Exercise instructions
Select from the data all lines with the word "MISA".

____

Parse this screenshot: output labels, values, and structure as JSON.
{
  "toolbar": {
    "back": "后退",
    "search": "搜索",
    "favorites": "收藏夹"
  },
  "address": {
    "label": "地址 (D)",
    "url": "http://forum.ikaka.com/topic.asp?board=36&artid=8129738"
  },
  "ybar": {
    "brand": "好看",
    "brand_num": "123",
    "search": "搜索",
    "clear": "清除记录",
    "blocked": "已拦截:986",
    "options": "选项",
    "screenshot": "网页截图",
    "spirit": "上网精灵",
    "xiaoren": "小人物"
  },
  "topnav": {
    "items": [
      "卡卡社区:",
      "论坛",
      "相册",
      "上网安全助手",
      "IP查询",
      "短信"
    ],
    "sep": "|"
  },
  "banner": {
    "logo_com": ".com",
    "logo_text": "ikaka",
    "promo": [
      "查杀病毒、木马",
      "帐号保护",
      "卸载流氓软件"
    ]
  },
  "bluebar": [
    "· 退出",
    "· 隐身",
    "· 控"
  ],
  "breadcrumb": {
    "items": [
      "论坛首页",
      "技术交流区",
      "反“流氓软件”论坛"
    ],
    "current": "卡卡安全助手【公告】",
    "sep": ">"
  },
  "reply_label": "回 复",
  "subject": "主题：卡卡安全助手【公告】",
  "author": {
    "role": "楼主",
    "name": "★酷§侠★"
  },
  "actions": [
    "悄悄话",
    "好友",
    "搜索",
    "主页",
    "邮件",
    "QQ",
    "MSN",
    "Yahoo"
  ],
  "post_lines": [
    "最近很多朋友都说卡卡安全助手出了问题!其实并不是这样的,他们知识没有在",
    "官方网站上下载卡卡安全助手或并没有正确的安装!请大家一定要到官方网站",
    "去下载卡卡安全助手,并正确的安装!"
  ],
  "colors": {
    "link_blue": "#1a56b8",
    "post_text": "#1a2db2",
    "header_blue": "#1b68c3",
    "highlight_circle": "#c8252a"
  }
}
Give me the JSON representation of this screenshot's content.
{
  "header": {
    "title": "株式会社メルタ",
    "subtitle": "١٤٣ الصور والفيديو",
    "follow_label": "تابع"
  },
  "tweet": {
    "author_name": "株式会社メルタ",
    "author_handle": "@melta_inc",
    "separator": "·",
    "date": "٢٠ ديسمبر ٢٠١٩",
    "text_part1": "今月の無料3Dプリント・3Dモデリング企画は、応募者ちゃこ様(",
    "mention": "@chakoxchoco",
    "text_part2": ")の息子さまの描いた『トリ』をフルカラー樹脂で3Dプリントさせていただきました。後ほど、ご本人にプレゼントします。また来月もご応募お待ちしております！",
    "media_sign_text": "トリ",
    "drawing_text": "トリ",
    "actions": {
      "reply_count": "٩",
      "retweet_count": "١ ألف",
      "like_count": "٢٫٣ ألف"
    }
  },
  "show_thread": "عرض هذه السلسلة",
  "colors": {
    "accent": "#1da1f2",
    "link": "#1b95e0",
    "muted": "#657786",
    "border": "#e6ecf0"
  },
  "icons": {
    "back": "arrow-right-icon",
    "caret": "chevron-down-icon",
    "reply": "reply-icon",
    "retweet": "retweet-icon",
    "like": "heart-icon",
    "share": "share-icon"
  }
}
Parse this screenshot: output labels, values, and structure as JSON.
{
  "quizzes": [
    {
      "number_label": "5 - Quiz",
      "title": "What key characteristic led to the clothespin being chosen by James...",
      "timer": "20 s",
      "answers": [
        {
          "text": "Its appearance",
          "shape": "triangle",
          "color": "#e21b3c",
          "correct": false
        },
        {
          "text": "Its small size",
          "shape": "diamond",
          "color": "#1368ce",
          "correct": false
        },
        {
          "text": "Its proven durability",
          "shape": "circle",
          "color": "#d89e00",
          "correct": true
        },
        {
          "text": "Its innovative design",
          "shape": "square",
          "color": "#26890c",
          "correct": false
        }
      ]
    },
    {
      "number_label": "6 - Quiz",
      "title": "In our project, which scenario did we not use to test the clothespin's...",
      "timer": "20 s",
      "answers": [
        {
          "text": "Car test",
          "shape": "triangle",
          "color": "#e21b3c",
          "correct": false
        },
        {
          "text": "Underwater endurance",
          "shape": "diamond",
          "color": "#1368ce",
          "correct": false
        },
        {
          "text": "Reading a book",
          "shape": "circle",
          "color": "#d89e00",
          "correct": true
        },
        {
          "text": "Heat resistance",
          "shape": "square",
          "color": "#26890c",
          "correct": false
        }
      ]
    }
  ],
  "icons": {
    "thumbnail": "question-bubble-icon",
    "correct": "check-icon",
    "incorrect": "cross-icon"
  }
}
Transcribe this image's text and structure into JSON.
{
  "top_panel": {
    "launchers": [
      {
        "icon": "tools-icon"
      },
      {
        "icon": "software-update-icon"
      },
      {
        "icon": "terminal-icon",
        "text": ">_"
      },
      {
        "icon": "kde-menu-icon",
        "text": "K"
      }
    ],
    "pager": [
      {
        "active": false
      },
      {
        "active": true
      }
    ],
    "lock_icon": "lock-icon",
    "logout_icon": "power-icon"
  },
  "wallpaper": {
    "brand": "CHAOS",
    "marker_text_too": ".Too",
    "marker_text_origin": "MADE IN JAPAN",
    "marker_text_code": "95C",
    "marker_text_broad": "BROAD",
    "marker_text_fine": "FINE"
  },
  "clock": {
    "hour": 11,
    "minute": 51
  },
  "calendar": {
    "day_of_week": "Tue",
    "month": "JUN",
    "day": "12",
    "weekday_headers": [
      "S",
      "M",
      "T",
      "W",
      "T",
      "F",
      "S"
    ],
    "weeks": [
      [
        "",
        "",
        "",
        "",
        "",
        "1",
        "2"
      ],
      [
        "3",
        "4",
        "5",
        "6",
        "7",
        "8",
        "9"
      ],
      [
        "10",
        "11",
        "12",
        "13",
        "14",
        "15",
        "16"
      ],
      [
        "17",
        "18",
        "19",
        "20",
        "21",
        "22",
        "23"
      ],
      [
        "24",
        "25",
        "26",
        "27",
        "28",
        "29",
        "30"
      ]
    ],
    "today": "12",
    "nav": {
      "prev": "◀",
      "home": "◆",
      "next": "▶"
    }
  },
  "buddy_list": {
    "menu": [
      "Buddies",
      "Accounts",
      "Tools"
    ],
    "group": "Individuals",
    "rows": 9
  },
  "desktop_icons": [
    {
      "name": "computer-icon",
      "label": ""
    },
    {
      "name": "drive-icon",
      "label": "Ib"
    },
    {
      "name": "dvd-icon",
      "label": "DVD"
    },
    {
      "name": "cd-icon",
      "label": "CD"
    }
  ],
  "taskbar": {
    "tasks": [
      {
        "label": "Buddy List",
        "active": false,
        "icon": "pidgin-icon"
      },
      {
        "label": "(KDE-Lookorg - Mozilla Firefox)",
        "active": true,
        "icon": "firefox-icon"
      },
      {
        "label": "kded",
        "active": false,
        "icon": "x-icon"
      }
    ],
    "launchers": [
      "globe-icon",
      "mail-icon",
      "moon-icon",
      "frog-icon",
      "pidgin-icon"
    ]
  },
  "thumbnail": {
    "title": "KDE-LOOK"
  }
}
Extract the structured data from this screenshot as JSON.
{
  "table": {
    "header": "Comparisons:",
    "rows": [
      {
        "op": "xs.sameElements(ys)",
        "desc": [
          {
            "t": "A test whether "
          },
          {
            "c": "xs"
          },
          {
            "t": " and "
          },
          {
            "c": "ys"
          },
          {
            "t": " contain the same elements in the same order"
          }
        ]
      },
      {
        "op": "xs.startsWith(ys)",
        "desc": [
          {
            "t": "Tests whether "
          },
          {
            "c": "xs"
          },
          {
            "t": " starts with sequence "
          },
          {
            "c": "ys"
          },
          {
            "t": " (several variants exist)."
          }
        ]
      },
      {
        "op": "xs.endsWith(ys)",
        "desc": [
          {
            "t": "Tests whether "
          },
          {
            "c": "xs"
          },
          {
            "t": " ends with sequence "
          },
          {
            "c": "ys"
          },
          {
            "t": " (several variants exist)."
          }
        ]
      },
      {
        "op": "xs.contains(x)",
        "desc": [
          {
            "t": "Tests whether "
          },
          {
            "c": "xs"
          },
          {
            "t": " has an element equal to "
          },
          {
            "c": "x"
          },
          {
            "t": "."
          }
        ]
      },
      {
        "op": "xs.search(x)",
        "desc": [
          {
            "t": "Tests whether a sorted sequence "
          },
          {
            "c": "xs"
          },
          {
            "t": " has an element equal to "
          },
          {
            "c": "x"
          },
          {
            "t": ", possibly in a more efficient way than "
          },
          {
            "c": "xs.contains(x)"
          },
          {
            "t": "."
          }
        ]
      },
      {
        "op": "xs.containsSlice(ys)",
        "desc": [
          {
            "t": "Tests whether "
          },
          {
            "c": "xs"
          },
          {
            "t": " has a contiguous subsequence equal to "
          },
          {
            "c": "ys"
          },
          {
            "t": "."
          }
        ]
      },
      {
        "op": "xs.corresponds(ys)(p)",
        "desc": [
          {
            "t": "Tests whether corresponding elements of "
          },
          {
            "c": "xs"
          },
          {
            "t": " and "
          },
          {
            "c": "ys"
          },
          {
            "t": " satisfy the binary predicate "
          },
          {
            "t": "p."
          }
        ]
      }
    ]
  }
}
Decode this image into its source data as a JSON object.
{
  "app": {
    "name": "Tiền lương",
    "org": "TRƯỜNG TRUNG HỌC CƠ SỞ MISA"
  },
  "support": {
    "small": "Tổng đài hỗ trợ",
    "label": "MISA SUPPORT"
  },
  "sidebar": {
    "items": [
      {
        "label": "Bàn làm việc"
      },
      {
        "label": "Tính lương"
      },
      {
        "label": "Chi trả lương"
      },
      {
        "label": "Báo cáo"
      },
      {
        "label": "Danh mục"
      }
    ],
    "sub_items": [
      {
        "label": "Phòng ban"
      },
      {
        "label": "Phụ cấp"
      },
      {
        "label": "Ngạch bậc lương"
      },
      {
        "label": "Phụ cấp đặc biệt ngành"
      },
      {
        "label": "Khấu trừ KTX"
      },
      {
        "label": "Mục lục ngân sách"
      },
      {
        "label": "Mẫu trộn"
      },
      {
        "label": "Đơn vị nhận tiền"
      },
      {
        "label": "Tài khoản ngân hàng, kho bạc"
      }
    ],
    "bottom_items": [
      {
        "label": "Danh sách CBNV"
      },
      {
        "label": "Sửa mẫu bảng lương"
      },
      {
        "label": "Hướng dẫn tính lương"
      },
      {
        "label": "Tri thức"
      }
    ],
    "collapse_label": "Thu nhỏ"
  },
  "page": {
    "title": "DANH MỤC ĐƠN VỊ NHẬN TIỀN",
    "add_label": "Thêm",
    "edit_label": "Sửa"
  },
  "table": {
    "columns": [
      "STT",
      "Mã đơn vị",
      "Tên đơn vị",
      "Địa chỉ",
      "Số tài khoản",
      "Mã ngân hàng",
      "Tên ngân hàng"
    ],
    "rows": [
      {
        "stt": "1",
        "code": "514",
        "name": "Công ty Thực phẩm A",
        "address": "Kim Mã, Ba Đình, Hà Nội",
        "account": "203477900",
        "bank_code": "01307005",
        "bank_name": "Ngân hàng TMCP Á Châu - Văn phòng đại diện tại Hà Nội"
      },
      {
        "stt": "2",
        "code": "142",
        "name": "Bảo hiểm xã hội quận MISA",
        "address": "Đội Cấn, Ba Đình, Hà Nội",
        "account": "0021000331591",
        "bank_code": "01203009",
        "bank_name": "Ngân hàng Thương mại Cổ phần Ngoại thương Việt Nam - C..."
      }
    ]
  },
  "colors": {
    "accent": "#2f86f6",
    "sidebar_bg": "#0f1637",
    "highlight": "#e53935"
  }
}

____

Response to the exercise
    "org": "TRƯỜNG TRUNG HỌC CƠ SỞ MISA"
    "label": "MISA SUPPORT"
        "name": "Bảo hiểm xã hội quận MISA",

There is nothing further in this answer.